═══ Exercise data
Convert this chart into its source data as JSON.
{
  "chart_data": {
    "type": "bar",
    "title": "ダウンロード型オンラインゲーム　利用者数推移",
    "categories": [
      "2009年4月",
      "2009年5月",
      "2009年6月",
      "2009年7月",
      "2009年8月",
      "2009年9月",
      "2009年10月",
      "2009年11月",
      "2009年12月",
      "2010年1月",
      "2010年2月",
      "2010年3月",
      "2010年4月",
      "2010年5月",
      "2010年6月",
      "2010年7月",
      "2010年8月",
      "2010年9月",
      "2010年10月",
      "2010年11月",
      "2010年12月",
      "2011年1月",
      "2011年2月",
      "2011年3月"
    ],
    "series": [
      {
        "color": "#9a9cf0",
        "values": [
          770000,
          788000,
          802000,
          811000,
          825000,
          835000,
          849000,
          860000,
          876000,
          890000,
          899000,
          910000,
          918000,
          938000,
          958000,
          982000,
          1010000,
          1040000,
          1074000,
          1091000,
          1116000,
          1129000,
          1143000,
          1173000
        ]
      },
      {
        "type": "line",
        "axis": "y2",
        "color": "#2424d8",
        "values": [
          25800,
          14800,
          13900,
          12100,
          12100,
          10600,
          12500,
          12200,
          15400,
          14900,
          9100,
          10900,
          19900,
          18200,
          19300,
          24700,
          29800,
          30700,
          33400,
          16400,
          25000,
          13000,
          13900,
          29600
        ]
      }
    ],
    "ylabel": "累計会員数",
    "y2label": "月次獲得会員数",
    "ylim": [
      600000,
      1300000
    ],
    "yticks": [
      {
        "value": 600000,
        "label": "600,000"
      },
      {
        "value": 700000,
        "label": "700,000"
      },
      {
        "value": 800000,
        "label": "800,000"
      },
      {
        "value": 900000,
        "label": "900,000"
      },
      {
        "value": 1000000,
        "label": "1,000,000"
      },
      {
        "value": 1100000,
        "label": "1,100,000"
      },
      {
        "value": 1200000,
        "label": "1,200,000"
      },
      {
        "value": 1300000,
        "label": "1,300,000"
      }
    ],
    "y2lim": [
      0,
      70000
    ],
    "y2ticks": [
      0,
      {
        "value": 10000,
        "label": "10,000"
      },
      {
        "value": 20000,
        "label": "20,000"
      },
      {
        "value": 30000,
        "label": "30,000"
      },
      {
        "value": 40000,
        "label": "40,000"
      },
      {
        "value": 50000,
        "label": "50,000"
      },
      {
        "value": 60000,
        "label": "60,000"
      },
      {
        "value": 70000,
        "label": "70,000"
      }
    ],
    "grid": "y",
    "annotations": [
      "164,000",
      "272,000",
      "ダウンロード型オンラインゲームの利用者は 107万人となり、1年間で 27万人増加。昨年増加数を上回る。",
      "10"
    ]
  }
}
══════
> [Your task]: From the records above, extract every entry exactly as given.

> [Response]:
Convert this chart into its source data as JSON.
{
  "chart_data": {
    "type": "bar",
    "title": "ダウンロード型オンラインゲーム　利用者数推移",
    "categories": [
      "2009年4月",
      "2009年5月",
      "2009年6月",
      "2009年7月",
      "2009年8月",
      "2009年9月",
      "2009年10月",
      "2009年11月",
      "2009年12月",
      "2010年1月",
      "2010年2月",
      "2010年3月",
      "2010年4月",
      "2010年5月",
      "2010年6月",
      "2010年7月",
      "2010年8月",
      "2010年9月",
      "2010年10月",
      "2010年11月",
      "2010年12月",
      "2011年1月",
      "2011年2月",
      "2011年3月"
    ],
    "series": [
      {
        "color": "#9a9cf0",
        "values": [
          770000,
          788000,
          802000,
          811000,
          825000,
          835000,
          849000,
          860000,
          876000,
          890000,
          899000,
          910000,
          918000,
          938000,
          958000,
          982000,
          1010000,
          1040000,
          1074000,
          1091000,
          1116000,
          1129000,
          1143000,
          1173000
        ]
      },
      {
        "type": "line",
        "axis": "y2",
        "color": "#2424d8",
        "values": [
          25800,
          14800,
          13900,
          12100,
          12100,
          10600,
          12500,
          12200,
          15400,
          14900,
          9100,
          10900,
          19900,
          18200,
          19300,
          24700,
          29800,
          30700,
          33400,
          16400,
          25000,
          13000,
          13900,
          29600
        ]
      }
    ],
    "ylabel": "累計会員数",
    "y2label": "月次獲得会員数",
    "ylim": [
      600000,
      1300000
    ],
    "yticks": [
      {
        "value": 600000,
        "label": "600,000"
      },
      {
        "value": 700000,
        "label": "700,000"
      },
      {
        "value": 800000,
        "label": "800,000"
      },
      {
        "value": 900000,
        "label": "900,000"
      },
      {
        "value": 1000000,
        "label": "1,000,000"
      },
      {
        "value": 1100000,
        "label": "1,100,000"
      },
      {
        "value": 1200000,
        "label": "1,200,000"
      },
      {
        "value": 1300000,
        "label": "1,300,000"
      }
    ],
    "y2lim": [
      0,
      70000
    ],
    "y2ticks": [
      0,
      {
        "value": 10000,
        "label": "10,000"
      },
      {
        "value": 20000,
        "label": "20,000"
      },
      {
        "value": 30000,
        "label": "30,000"
      },
      {
        "value": 40000,
        "label": "40,000"
      },
      {
        "value": 50000,
        "label": "50,000"
      },
      {
        "value": 60000,
        "label": "60,000"
      },
      {
        "value": 70000,
        "label": "70,000"
      }
    ],
    "grid": "y",
    "annotations": [
      "164,000",
      "272,000",
      "ダウンロード型オンラインゲームの利用者は 107万人となり、1年間で 27万人増加。昨年増加数を上回る。",
      "10"
    ]
  }
}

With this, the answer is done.